+++ Data shown +++

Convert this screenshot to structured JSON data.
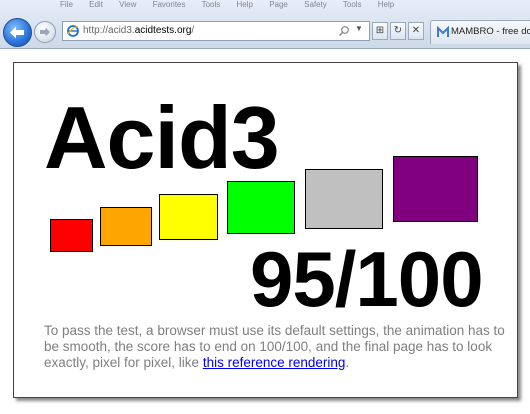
{
  "browser": {
    "menu_items": [
      "File",
      "Edit",
      "View",
      "Favorites",
      "Tools",
      "Help",
      "Page",
      "Safety",
      "Tools",
      "Help"
    ],
    "address": {
      "prefix": "http://acid3.",
      "domain": "acidtests.org",
      "suffix": "/"
    },
    "tab": {
      "label": "MAMBRO - free do"
    },
    "buttons": {
      "compat": "⊞",
      "refresh": "↻",
      "stop": "✕"
    }
  },
  "page": {
    "title": "Acid3",
    "score": "95/100",
    "instructions_text": "To pass the test, a browser must use its default settings, the animation has to be smooth, the score has to end on 100/100, and the final page has to look exactly, pixel for pixel, like ",
    "link_text": "this reference rendering",
    "instructions_end": ".",
    "boxes": [
      {
        "name": "red",
        "color": "#ff0000"
      },
      {
        "name": "orange",
        "color": "#ffa500"
      },
      {
        "name": "yellow",
        "color": "#ffff00"
      },
      {
        "name": "lime",
        "color": "#00ff00"
      },
      {
        "name": "gray",
        "color": "#c0c0c0"
      },
      {
        "name": "purple",
        "color": "#800080"
      }
    ]
  }
}
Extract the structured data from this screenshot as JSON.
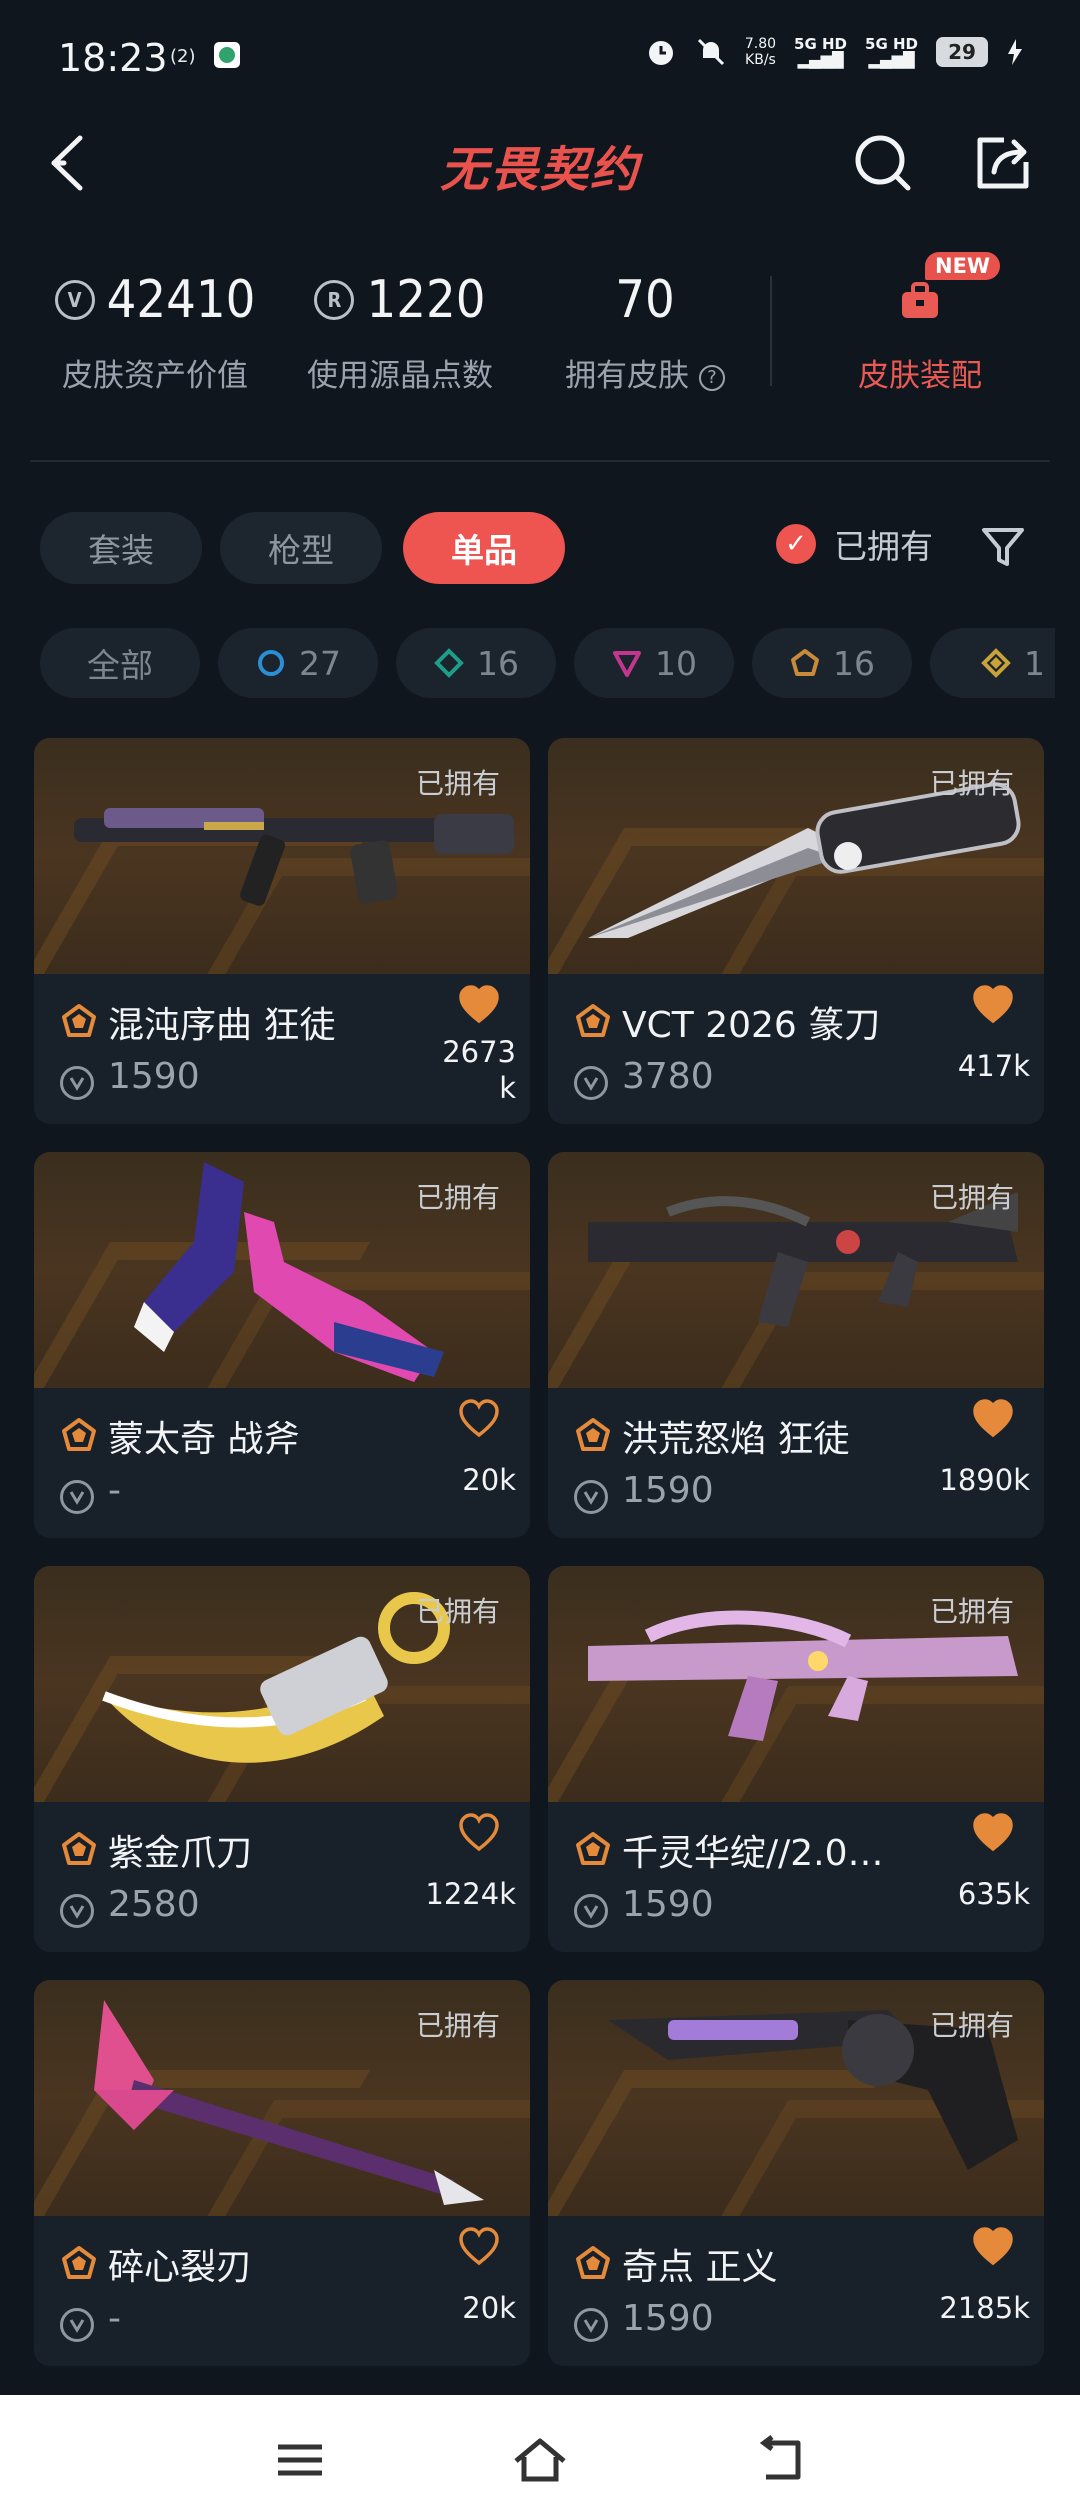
{
  "status_bar": {
    "time": "18:23",
    "netspeed_value": "7.80",
    "netspeed_unit": "KB/s",
    "sim1": "5G HD",
    "sim2": "5G HD",
    "battery": "29"
  },
  "header": {
    "title": "无畏契约",
    "icons": [
      "back-icon",
      "search-icon",
      "share-icon"
    ]
  },
  "stats": {
    "asset_value": "42410",
    "asset_label": "皮肤资产价值",
    "radianite": "1220",
    "radianite_label": "使用源晶点数",
    "owned_count": "70",
    "owned_label": "拥有皮肤",
    "outfit_label": "皮肤装配",
    "new_badge": "NEW"
  },
  "tabs": [
    "套装",
    "枪型",
    "单品"
  ],
  "active_tab": "单品",
  "owned_filter_label": "已拥有",
  "tier_chips": [
    {
      "label": "全部",
      "count": ""
    },
    {
      "label": "",
      "count": "27",
      "color": "#2b8fd6"
    },
    {
      "label": "",
      "count": "16",
      "color": "#1e9e8a"
    },
    {
      "label": "",
      "count": "10",
      "color": "#c3368f"
    },
    {
      "label": "",
      "count": "16",
      "color": "#c98b3a"
    },
    {
      "label": "",
      "count": "1",
      "color": "#c9a33a"
    }
  ],
  "cards": [
    {
      "name": "混沌序曲 狂徒",
      "price": "1590",
      "likes": "2673k",
      "owned": "已拥有",
      "heart_filled": true,
      "accent": "#e58a3a"
    },
    {
      "name": "VCT 2026 篆刀",
      "price": "3780",
      "likes": "417k",
      "owned": "已拥有",
      "heart_filled": true,
      "accent": "#e58a3a"
    },
    {
      "name": "蒙太奇 战斧",
      "price": "-",
      "likes": "20k",
      "owned": "已拥有",
      "heart_filled": false,
      "accent": "#e58a3a"
    },
    {
      "name": "洪荒怒焰 狂徒",
      "price": "1590",
      "likes": "1890k",
      "owned": "已拥有",
      "heart_filled": true,
      "accent": "#e58a3a"
    },
    {
      "name": "紫金爪刀",
      "price": "2580",
      "likes": "1224k",
      "owned": "已拥有",
      "heart_filled": false,
      "accent": "#e58a3a"
    },
    {
      "name": "千灵华绽//2.0…",
      "price": "1590",
      "likes": "635k",
      "owned": "已拥有",
      "heart_filled": true,
      "accent": "#e58a3a"
    },
    {
      "name": "碎心裂刃",
      "price": "-",
      "likes": "20k",
      "owned": "已拥有",
      "heart_filled": false,
      "accent": "#e58a3a"
    },
    {
      "name": "奇点 正义",
      "price": "1590",
      "likes": "2185k",
      "owned": "已拥有",
      "heart_filled": true,
      "accent": "#e58a3a"
    }
  ],
  "nav": [
    "menu-icon",
    "home-icon",
    "back-nav-icon"
  ]
}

+++

Stated goal: Omit every picture, then repeat the remaining data exactly as it appears above.

Exercise result:
Convert this screenshot to structured JSON data.
{
  "browser": {
    "menu_items": [
      "File",
      "Edit",
      "View",
      "Favorites",
      "Tools",
      "Help",
      "Page",
      "Safety",
      "Tools",
      "Help"
    ],
    "address": {
      "prefix": "http://acid3.",
      "domain": "acidtests.org",
      "suffix": "/"
    },
    "tab": {
      "label": "MAMBRO - free do"
    },
    "buttons": {
      "compat": "⊞",
      "refresh": "↻",
      "stop": "✕"
    }
  },
  "page": {
    "title": "Acid3",
    "score": "95/100",
    "instructions_text": "To pass the test, a browser must use its default settings, the animation has to be smooth, the score has to end on 100/100, and the final page has to look exactly, pixel for pixel, like ",
    "link_text": "this reference rendering",
    "instructions_end": ".",
    "boxes": [
      {
        "name": "red",
        "color": "#ff0000"
      },
      {
        "name": "orange",
        "color": "#ffa500"
      },
      {
        "name": "yellow",
        "color": "#ffff00"
      },
      {
        "name": "lime",
        "color": "#00ff00"
      },
      {
        "name": "gray",
        "color": "#c0c0c0"
      },
      {
        "name": "purple",
        "color": "#800080"
      }
    ]
  }
}
Extract the structured data from this screenshot as JSON.
{
  "status_bar": {
    "time": "18:23",
    "netspeed_value": "7.80",
    "netspeed_unit": "KB/s",
    "sim1": "5G HD",
    "sim2": "5G HD",
    "battery": "29"
  },
  "header": {
    "title": "无畏契约",
    "icons": [
      "back-icon",
      "search-icon",
      "share-icon"
    ]
  },
  "stats": {
    "asset_value": "42410",
    "asset_label": "皮肤资产价值",
    "radianite": "1220",
    "radianite_label": "使用源晶点数",
    "owned_count": "70",
    "owned_label": "拥有皮肤",
    "outfit_label": "皮肤装配",
    "new_badge": "NEW"
  },
  "tabs": [
    "套装",
    "枪型",
    "单品"
  ],
  "active_tab": "单品",
  "owned_filter_label": "已拥有",
  "tier_chips": [
    {
      "label": "全部",
      "count": ""
    },
    {
      "label": "",
      "count": "27",
      "color": "#2b8fd6"
    },
    {
      "label": "",
      "count": "16",
      "color": "#1e9e8a"
    },
    {
      "label": "",
      "count": "10",
      "color": "#c3368f"
    },
    {
      "label": "",
      "count": "16",
      "color": "#c98b3a"
    },
    {
      "label": "",
      "count": "1",
      "color": "#c9a33a"
    }
  ],
  "cards": [
    {
      "name": "混沌序曲 狂徒",
      "price": "1590",
      "likes": "2673k",
      "owned": "已拥有",
      "heart_filled": true,
      "accent": "#e58a3a"
    },
    {
      "name": "VCT 2026 篆刀",
      "price": "3780",
      "likes": "417k",
      "owned": "已拥有",
      "heart_filled": true,
      "accent": "#e58a3a"
    },
    {
      "name": "蒙太奇 战斧",
      "price": "-",
      "likes": "20k",
      "owned": "已拥有",
      "heart_filled": false,
      "accent": "#e58a3a"
    },
    {
      "name": "洪荒怒焰 狂徒",
      "price": "1590",
      "likes": "1890k",
      "owned": "已拥有",
      "heart_filled": true,
      "accent": "#e58a3a"
    },
    {
      "name": "紫金爪刀",
      "price": "2580",
      "likes": "1224k",
      "owned": "已拥有",
      "heart_filled": false,
      "accent": "#e58a3a"
    },
    {
      "name": "千灵华绽//2.0…",
      "price": "1590",
      "likes": "635k",
      "owned": "已拥有",
      "heart_filled": true,
      "accent": "#e58a3a"
    },
    {
      "name": "碎心裂刃",
      "price": "-",
      "likes": "20k",
      "owned": "已拥有",
      "heart_filled": false,
      "accent": "#e58a3a"
    },
    {
      "name": "奇点 正义",
      "price": "1590",
      "likes": "2185k",
      "owned": "已拥有",
      "heart_filled": true,
      "accent": "#e58a3a"
    }
  ],
  "nav": [
    "menu-icon",
    "home-icon",
    "back-nav-icon"
  ]
}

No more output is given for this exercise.